----- EXERCISE INPUT -----
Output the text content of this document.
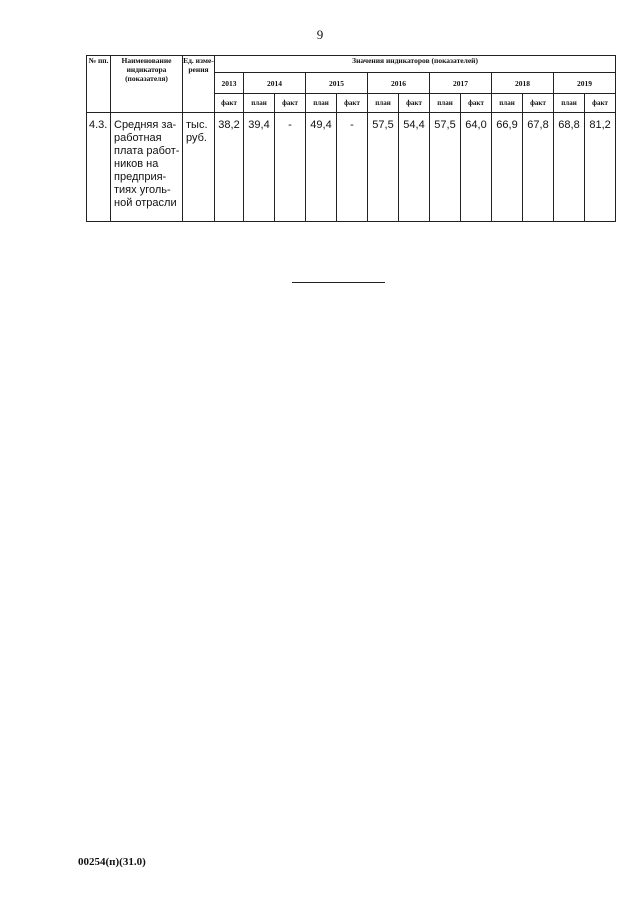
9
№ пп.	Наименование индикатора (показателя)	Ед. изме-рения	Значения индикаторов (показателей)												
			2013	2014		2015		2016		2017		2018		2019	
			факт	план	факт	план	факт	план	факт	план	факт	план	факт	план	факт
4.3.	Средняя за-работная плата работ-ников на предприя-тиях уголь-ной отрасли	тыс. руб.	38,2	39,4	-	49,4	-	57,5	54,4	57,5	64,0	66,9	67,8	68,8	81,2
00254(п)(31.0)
-----
Leave the pictures out, and transcribe each of the records exactly.

Output the text content of this document.
9
№ пп.	Наименование индикатора (показателя)	Ед. изме-рения	Значения индикаторов (показателей)												
			2013	2014		2015		2016		2017		2018		2019	
			факт	план	факт	план	факт	план	факт	план	факт	план	факт	план	факт
4.3.	Средняя за-работная плата работ-ников на предприя-тиях уголь-ной отрасли	тыс. руб.	38,2	39,4	-	49,4	-	57,5	54,4	57,5	64,0	66,9	67,8	68,8	81,2
00254(п)(31.0)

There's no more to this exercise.